* Source text *
────────────────────────────────────────

Too many things could go wrong and there would not be a parent with PR there to agree to treatment or such like. I personally would never allow someone who is not their parent to take my children abroad, certainly not until they were old enough to advocate for themselves.

BobbyBiscuits · 28/04/2024 09:26

He shouldn't say it's nothing to do with you as it's his time. If it's his time where the hell is he going to be? You need to give permission. The holiday itself sounds good, but it's the fact you weren't asked.

Mcvitieschoccybiscuit · 28/04/2024 09:26

Unless there’s a reason you wouldn’t want them to go, I’d try and get over the ‘asking/ telling’ issue and be excited for them. Also a massive help for you during the holidays I imagine.

Just think how much difference it will make for future relations if you reply “wow that’s really lovely of her thank you the kids will be thrilled” instead of questioning why you weren’t asked about it.

MotherofChaosandDestruction · 28/04/2024 09:31

Soontobe60 · 28/04/2024 09:16

Why?

────────────────────────────────────────

* Dataset excerpts *
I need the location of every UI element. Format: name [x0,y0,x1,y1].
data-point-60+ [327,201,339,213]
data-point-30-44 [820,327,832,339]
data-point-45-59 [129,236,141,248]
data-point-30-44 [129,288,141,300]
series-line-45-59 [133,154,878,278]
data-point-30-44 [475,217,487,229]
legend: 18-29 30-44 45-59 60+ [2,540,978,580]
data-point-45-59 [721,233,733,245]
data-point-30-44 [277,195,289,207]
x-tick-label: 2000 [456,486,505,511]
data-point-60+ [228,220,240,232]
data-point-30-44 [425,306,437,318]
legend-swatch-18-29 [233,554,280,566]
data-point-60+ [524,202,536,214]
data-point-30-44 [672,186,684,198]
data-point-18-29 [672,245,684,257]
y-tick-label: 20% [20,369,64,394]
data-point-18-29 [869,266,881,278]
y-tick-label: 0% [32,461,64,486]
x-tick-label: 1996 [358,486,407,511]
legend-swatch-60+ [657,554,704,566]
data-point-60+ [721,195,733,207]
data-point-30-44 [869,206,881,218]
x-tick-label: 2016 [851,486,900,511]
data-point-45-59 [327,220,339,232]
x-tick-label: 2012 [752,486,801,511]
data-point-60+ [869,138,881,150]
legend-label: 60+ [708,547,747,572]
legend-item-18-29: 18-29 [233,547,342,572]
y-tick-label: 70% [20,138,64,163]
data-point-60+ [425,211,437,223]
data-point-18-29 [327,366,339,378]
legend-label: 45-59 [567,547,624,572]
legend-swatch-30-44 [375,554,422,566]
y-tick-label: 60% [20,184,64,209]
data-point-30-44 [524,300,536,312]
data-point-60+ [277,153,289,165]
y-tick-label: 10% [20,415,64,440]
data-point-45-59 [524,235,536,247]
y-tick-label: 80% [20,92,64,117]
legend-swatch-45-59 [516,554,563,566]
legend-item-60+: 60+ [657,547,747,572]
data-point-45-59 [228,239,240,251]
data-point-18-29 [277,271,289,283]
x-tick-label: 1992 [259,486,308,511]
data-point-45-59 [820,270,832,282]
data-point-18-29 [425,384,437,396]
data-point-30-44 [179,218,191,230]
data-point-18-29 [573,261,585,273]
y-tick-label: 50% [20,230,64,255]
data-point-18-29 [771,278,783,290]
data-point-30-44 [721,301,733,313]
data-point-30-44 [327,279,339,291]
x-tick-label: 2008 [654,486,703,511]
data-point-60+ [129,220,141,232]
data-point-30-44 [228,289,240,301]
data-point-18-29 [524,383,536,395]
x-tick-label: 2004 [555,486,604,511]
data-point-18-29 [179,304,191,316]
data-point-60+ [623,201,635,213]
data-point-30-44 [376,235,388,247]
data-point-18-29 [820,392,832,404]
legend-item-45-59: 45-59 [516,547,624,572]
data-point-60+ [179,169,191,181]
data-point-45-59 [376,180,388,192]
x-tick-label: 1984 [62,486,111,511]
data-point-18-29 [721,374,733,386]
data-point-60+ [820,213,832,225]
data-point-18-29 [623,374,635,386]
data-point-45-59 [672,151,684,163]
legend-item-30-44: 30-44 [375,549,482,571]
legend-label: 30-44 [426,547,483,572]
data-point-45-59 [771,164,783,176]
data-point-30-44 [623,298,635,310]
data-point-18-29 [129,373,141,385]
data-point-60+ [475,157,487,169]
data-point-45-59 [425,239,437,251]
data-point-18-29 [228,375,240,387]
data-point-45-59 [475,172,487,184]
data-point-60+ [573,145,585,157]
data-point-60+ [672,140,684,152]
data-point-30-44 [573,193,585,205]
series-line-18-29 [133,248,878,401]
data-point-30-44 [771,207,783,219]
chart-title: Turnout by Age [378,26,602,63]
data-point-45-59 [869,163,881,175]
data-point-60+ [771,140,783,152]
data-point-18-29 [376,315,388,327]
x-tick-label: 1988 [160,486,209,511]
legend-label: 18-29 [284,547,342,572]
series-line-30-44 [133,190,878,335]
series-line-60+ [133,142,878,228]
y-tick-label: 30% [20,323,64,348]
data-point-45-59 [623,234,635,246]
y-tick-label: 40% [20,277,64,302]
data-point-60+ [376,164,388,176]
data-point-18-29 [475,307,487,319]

────────────────────────────────────────

* Task instructions *
1. In the forum thread about the children's trip abroad, shorten the paragraph beginning "Unless there's a reason" while keeping its main points.
2. Continue the forum thread about the children's trip abroad from its last line.

* List of answers *
1. If there's no reason to object, get past the "asking versus telling" question and be excited for the children. The trip will probably help you a lot during the holidays too.

2.
I've responded to another poster, but it's due to too many things that could go wrong and no one with PR to agree to treatment etc if required. I personally would never allow someone other than a parent to take my children abroad. Yes, that may be different to others but no one will take care of my children and make sure they are safe better than a parent and being abroad just adds a layer of complexity that I'm not comfortable with. What if they hated it and wanted to come home? Their father or I would not be easily able to get them, what if they ran off, what if they were hurt.

SpongeBob2022 · 28/04/2024 09:48

I do actually understand that you feel like you should have been 'asked' rather than 'told'.

But if you'd been asked and said 'no' I would have said you are being unreasonable!

I mean this kindly but I don't think this is a battle you need to have.

BIossomtoes · 28/04/2024 09:51

THisbackwithavengeance · 28/04/2024 09:18

How nice for your DCs to go on holiday with their sibling and SM.

I hope they enjoy themselves and have a great time.

And kudos to this SM for being fair, inclusive and loving to your DCs because there's plenty out there including many on MN who would rather die than put themselves out for 1 minute for their SCs.

This. It’s really refreshing to see.

Wolfpa · 28/04/2024 10:25

Step parents really can’t win, they go on holidays with only their biological children and they are mean and uncaring.

they go with all of the child and it’s uncomfortable.

yes your ex should have asked and maybe there is a story to why he told you instead but overall you children are being treated as equals.

Dontcallmescarface · 28/04/2024 10:55

Well she's treating them the same as would her own DC.....isn't that what SM's are supposed to do according to MN?

Honestly us SM's are damned if we do and damned if we don't.

RB68 · 28/04/2024 10:59

My main issue would be about PR if anything should happen esp if abroad

Moonlane · 28/04/2024 10:59

Needamagicfairy · 28/04/2024 08:15

Do you ask his permission to do things during your time?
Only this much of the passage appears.